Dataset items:
-- BEGIN --
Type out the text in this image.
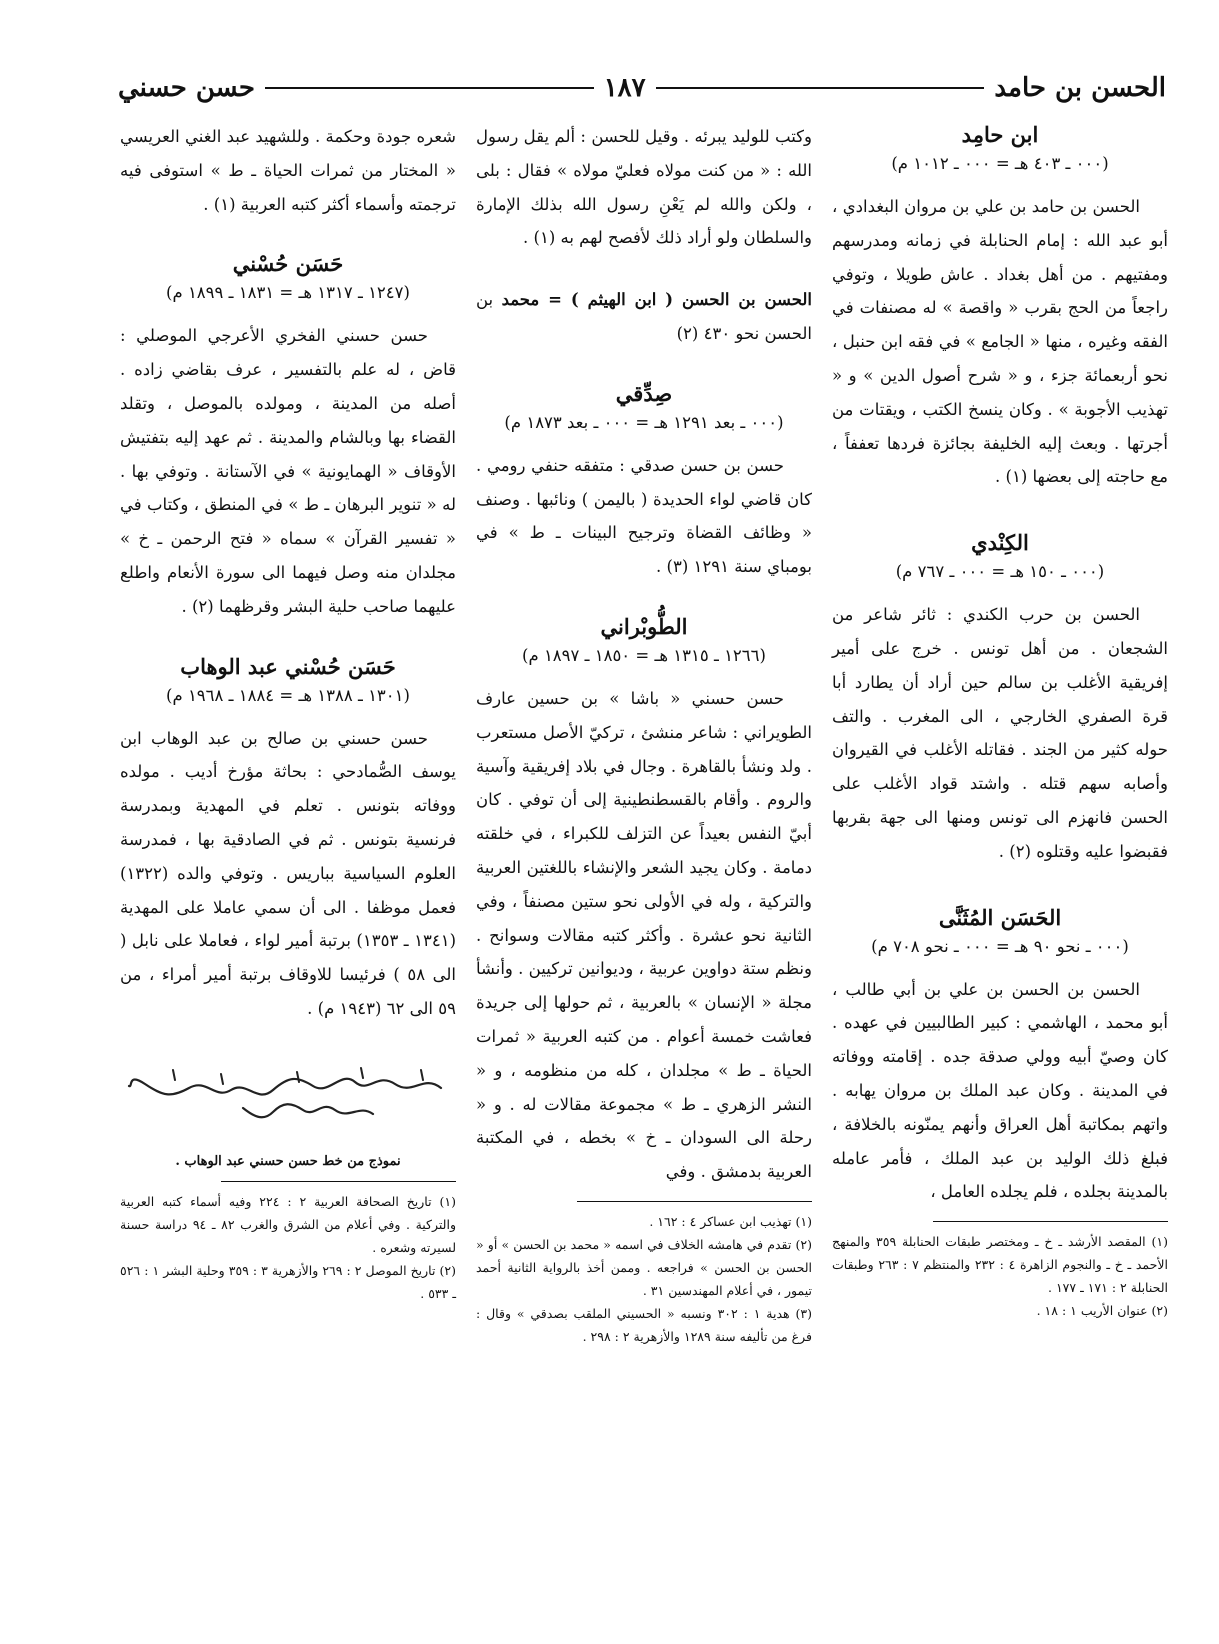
الحسن بن حامد
١٨٧
حسن حسني
ابن حامِد

(٠٠٠ ـ ٤٠٣ هـ = ٠٠٠ ـ ١٠١٢ م)

الحسن بن حامد بن علي بن مروان البغدادي ، أبو عبد الله : إمام الحنابلة في زمانه ومدرسهم ومفتيهم . من أهل بغداد . عاش طويلا ، وتوفي راجعاً من الحج بقرب « واقصة » له مصنفات في الفقه وغيره ، منها « الجامع » في فقه ابن حنبل ، نحو أربعمائة جزء ، و « شرح أصول الدين » و « تهذيب الأجوبة » . وكان ينسخ الكتب ، ويقتات من أجرتها . وبعث إليه الخليفة بجائزة فردها تعففاً ، مع حاجته إلى بعضها (١) .

الكِنْدي

(٠٠٠ ـ ١٥٠ هـ = ٠٠٠ ـ ٧٦٧ م)

الحسن بن حرب الكندي : ثائر شاعر من الشجعان . من أهل تونس . خرج على أمير إفريقية الأغلب بن سالم حين أراد أن يطارد أبا قرة الصفري الخارجي ، الى المغرب . والتف حوله كثير من الجند . فقاتله الأغلب في القيروان وأصابه سهم قتله . واشتد قواد الأغلب على الحسن فانهزم الى تونس ومنها الى جهة بقربها فقبضوا عليه وقتلوه (٢) .

الحَسَن المُثَنَّى

(٠٠٠ ـ نحو ٩٠ هـ = ٠٠٠ ـ نحو ٧٠٨ م)

الحسن بن الحسن بن علي بن أبي طالب ، أبو محمد ، الهاشمي : كبير الطالبيين في عهده . كان وصيّ أبيه وولي صدقة جده . إقامته ووفاته في المدينة . وكان عبد الملك بن مروان يهابه . واتهم بمكاتبة أهل العراق وأنهم يمنّونه بالخلافة ، فبلغ ذلك الوليد بن عبد الملك ، فأمر عامله بالمدينة بجلده ، فلم يجلده العامل ،

(١) المقصد الأرشد ـ خ ـ ومختصر طبقات الحنابلة ٣٥٩ والمنهج الأحمد ـ خ ـ والنجوم الزاهرة ٤ : ٢٣٢ والمنتظم ٧ : ٢٦٣ وطبقات الحنابلة ٢ : ١٧١ ـ ١٧٧ .

(٢) عنوان الأريب ١ : ١٨ .

وكتب للوليد يبرئه . وقيل للحسن : ألم يقل رسول الله : « من كنت مولاه فعليّ مولاه » فقال : بلى ، ولكن والله لم يَعْنِ رسول الله بذلك الإمارة والسلطان ولو أراد ذلك لأفصح لهم به (١) .

الحسن بن الحسن ( ابن الهيثم ) = محمد بن الحسن نحو ٤٣٠ (٢)

صِدِّقي

(٠٠٠ ـ بعد ١٢٩١ هـ = ٠٠٠ ـ بعد ١٨٧٣ م)

حسن بن حسن صدقي : متفقه حنفي رومي . كان قاضي لواء الحديدة ( باليمن ) ونائبها . وصنف « وظائف القضاة وترجيح البينات ـ ط » في بومباي سنة ١٢٩١ (٣) .

الطُّوبْراني

(١٢٦٦ ـ ١٣١٥ هـ = ١٨٥٠ ـ ١٨٩٧ م)

حسن حسني « باشا » بن حسين عارف الطويراني : شاعر منشئ ، تركيّ الأصل مستعرب . ولد ونشأ بالقاهرة . وجال في بلاد إفريقية وآسية والروم . وأقام بالقسطنطينية إلى أن توفي . كان أبيّ النفس بعيداً عن التزلف للكبراء ، في خلقته دمامة . وكان يجيد الشعر والإنشاء باللغتين العربية والتركية ، وله في الأولى نحو ستين مصنفاً ، وفي الثانية نحو عشرة . وأكثر كتبه مقالات وسوانح . ونظم ستة دواوين عربية ، وديوانين تركيين . وأنشأ مجلة « الإنسان » بالعربية ، ثم حولها إلى جريدة فعاشت خمسة أعوام . من كتبه العربية « ثمرات الحياة ـ ط » مجلدان ، كله من منظومه ، و « النشر الزهري ـ ط » مجموعة مقالات له . و « رحلة الى السودان ـ خ » بخطه ، في المكتبة العربية بدمشق . وفي

(١) تهذيب ابن عساكر ٤ : ١٦٢ .

(٢) تقدم في هامشه الخلاف في اسمه « محمد بن الحسن » أو « الحسن بن الحسن » فراجعه . وممن أخذ بالرواية الثانية أحمد تيمور ، في أعلام المهندسين ٣١ .

(٣) هدية ١ : ٣٠٢ ونسبه « الحسيني الملقب بصدقي » وقال : فرغ من تأليفه سنة ١٢٨٩ والأزهرية ٢ : ٢٩٨ .

شعره جودة وحكمة . وللشهيد عبد الغني العريسي « المختار من ثمرات الحياة ـ ط » استوفى فيه ترجمته وأسماء أكثر كتبه العربية (١) .

حَسَن حُسْني

(١٢٤٧ ـ ١٣١٧ هـ = ١٨٣١ ـ ١٨٩٩ م)

حسن حسني الفخري الأعرجي الموصلي : قاض ، له علم بالتفسير ، عرف بقاضي زاده . أصله من المدينة ، ومولده بالموصل ، وتقلد القضاء بها وبالشام والمدينة . ثم عهد إليه بتفتيش الأوقاف « الهمايونية » في الآستانة . وتوفي بها . له « تنوير البرهان ـ ط » في المنطق ، وكتاب في « تفسير القرآن » سماه « فتح الرحمن ـ خ » مجلدان منه وصل فيهما الى سورة الأنعام واطلع عليهما صاحب حلية البشر وقرظهما (٢) .

حَسَن حُسْني عبد الوهاب

(١٣٠١ ـ ١٣٨٨ هـ = ١٨٨٤ ـ ١٩٦٨ م)

حسن حسني بن صالح بن عبد الوهاب ابن يوسف الصُّمادحي : بحاثة مؤرخ أديب . مولده ووفاته بتونس . تعلم في المهدية وبمدرسة فرنسية بتونس . ثم في الصادقية بها ، فمدرسة العلوم السياسية بباريس . وتوفي والده (١٣٢٢) فعمل موظفا . الى أن سمي عاملا على المهدية (١٣٤١ ـ ١٣٥٣) برتبة أمير لواء ، فعاملا على نابل ( الى ٥٨ ) فرئيسا للاوقاف برتبة أمير أمراء ، من ٥٩ الى ٦٢ (١٩٤٣ م) .

نموذج من خط حسن حسني عبد الوهاب .

(١) تاريخ الصحافة العربية ٢ : ٢٢٤ وفيه أسماء كتبه العربية والتركية . وفي أعلام من الشرق والغرب ٨٢ ـ ٩٤ دراسة حسنة لسيرته وشعره .

(٢) تاريخ الموصل ٢ : ٢٦٩ والأزهرية ٣ : ٣٥٩ وحلية البشر ١ : ٥٢٦ ـ ٥٣٣ .
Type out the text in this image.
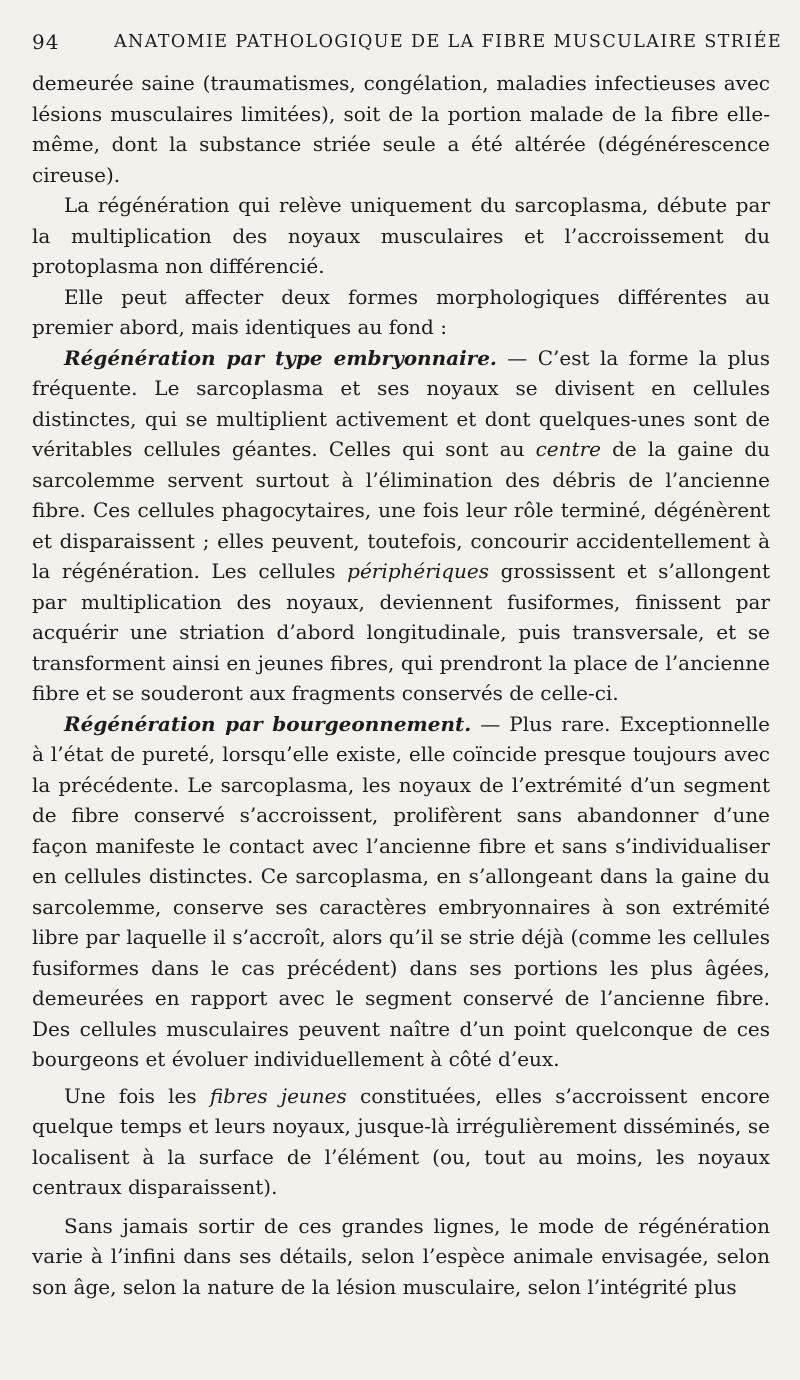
94	ANATOMIE PATHOLOGIQUE DE LA FIBRE MUSCULAIRE STRIÉE

demeurée saine (traumatismes, congélation, maladies infectieuses avec lésions musculaires limitées), soit de la portion malade de la fibre elle-même, dont la substance striée seule a été altérée (dégénérescence cireuse).

La régénération qui relève uniquement du sarcoplasma, débute par la multiplication des noyaux musculaires et l’accroissement du protoplasma non différencié.

Elle peut affecter deux formes morphologiques différentes au premier abord, mais identiques au fond :

Régénération par type embryonnaire. — C’est la forme la plus fréquente. Le sarcoplasma et ses noyaux se divisent en cellules distinctes, qui se multiplient activement et dont quelques-unes sont de véritables cellules géantes. Celles qui sont au centre de la gaine du sarcolemme servent surtout à l’élimination des débris de l’ancienne fibre. Ces cellules phagocytaires, une fois leur rôle terminé, dégénèrent et disparaissent ; elles peuvent, toutefois, concourir accidentellement à la régénération. Les cellules périphériques grossissent et s’allongent par multiplication des noyaux, deviennent fusiformes, finissent par acquérir une striation d’abord longitudinale, puis transversale, et se transforment ainsi en jeunes fibres, qui prendront la place de l’ancienne fibre et se souderont aux fragments conservés de celle-ci.

Régénération par bourgeonnement. — Plus rare. Exceptionnelle à l’état de pureté, lorsqu’elle existe, elle coïncide presque toujours avec la précédente. Le sarcoplasma, les noyaux de l’extrémité d’un segment de fibre conservé s’accroissent, prolifèrent sans abandonner d’une façon manifeste le contact avec l’ancienne fibre et sans s’individualiser en cellules distinctes. Ce sarcoplasma, en s’allongeant dans la gaine du sarcolemme, conserve ses caractères embryonnaires à son extrémité libre par laquelle il s’accroît, alors qu’il se strie déjà (comme les cellules fusiformes dans le cas précédent) dans ses portions les plus âgées, demeurées en rapport avec le segment conservé de l’ancienne fibre. Des cellules musculaires peuvent naître d’un point quelconque de ces bourgeons et évoluer individuellement à côté d’eux.

Une fois les fibres jeunes constituées, elles s’accroissent encore quelque temps et leurs noyaux, jusque-là irrégulièrement disséminés, se localisent à la surface de l’élément (ou, tout au moins, les noyaux centraux disparaissent).

Sans jamais sortir de ces grandes lignes, le mode de régénération varie à l’infini dans ses détails, selon l’espèce animale envisagée, selon son âge, selon la nature de la lésion musculaire, selon l’intégrité plus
-- END --
WRITTEN TASK: Copy each line of the preceding data that contains the string "elles".

WORKED SOLUTION:
Régénération par type embryonnaire. — C’est la forme la plus fréquente. Le sarcoplasma et ses noyaux se divisent en cellules distinctes, qui se multiplient activement et dont quelques-unes sont de véritables cellules géantes. Celles qui sont au centre de la gaine du sarcolemme servent surtout à l’élimination des débris de l’ancienne fibre. Ces cellules phagocytaires, une fois leur rôle terminé, dégénèrent et disparaissent ; elles peuvent, toutefois, concourir accidentellement à la régénération. Les cellules périphériques grossissent et s’allongent par multiplication des noyaux, deviennent fusiformes, finissent par acquérir une striation d’abord longitudinale, puis transversale, et se transforment ainsi en jeunes fibres, qui prendront la place de l’ancienne fibre et se souderont aux fragments conservés de celle-ci.
Une fois les fibres jeunes constituées, elles s’accroissent encore quelque temps et leurs noyaux, jusque-là irrégulièrement disséminés, se localisent à la surface de l’élément (ou, tout au moins, les noyaux centraux disparaissent).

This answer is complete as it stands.